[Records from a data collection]
..............................

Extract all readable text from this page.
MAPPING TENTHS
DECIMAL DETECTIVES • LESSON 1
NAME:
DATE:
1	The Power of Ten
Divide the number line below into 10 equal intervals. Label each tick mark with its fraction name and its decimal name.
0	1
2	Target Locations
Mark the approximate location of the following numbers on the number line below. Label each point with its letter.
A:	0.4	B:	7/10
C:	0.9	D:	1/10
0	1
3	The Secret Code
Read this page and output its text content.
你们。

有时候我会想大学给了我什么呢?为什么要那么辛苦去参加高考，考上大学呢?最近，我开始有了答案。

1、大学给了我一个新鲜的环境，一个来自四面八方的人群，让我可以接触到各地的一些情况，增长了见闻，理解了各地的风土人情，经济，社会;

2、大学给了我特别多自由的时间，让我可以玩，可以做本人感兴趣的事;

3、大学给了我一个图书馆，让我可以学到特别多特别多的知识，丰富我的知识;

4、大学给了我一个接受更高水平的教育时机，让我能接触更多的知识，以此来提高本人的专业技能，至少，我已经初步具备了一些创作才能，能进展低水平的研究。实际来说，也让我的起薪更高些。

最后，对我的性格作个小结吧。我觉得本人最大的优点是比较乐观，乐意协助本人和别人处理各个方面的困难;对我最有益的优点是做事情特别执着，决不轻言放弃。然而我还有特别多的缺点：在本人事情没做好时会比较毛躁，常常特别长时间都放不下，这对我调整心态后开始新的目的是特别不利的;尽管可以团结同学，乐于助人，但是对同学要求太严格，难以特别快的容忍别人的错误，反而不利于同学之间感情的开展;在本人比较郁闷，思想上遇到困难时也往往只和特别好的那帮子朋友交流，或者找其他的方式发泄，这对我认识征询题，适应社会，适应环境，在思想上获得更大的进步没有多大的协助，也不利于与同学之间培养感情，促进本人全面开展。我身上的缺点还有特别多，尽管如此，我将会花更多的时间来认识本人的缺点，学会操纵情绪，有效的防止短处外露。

..............................

■ Exercise ■
From the records above, extract every line exactly as it stands.

■ Output ■
Extract all readable text from this page.
MAPPING TENTHS
DECIMAL DETECTIVES • LESSON 1
NAME:
DATE:
1	The Power of Ten
Divide the number line below into 10 equal intervals. Label each tick mark with its fraction name and its decimal name.
0	1
2	Target Locations
Mark the approximate location of the following numbers on the number line below. Label each point with its letter.
A:	0.4	B:	7/10
C:	0.9	D:	1/10
0	1
3	The Secret Code
Read this page and output its text content.
你们。

有时候我会想大学给了我什么呢?为什么要那么辛苦去参加高考，考上大学呢?最近，我开始有了答案。

1、大学给了我一个新鲜的环境，一个来自四面八方的人群，让我可以接触到各地的一些情况，增长了见闻，理解了各地的风土人情，经济，社会;

2、大学给了我特别多自由的时间，让我可以玩，可以做本人感兴趣的事;

3、大学给了我一个图书馆，让我可以学到特别多特别多的知识，丰富我的知识;

4、大学给了我一个接受更高水平的教育时机，让我能接触更多的知识，以此来提高本人的专业技能，至少，我已经初步具备了一些创作才能，能进展低水平的研究。实际来说，也让我的起薪更高些。

最后，对我的性格作个小结吧。我觉得本人最大的优点是比较乐观，乐意协助本人和别人处理各个方面的困难;对我最有益的优点是做事情特别执着，决不轻言放弃。然而我还有特别多的缺点：在本人事情没做好时会比较毛躁，常常特别长时间都放不下，这对我调整心态后开始新的目的是特别不利的;尽管可以团结同学，乐于助人，但是对同学要求太严格，难以特别快的容忍别人的错误，反而不利于同学之间感情的开展;在本人比较郁闷，思想上遇到困难时也往往只和特别好的那帮子朋友交流，或者找其他的方式发泄，这对我认识征询题，适应社会，适应环境，在思想上获得更大的进步没有多大的协助，也不利于与同学之间培养感情，促进本人全面开展。我身上的缺点还有特别多，尽管如此，我将会花更多的时间来认识本人的缺点，学会操纵情绪，有效的防止短处外露。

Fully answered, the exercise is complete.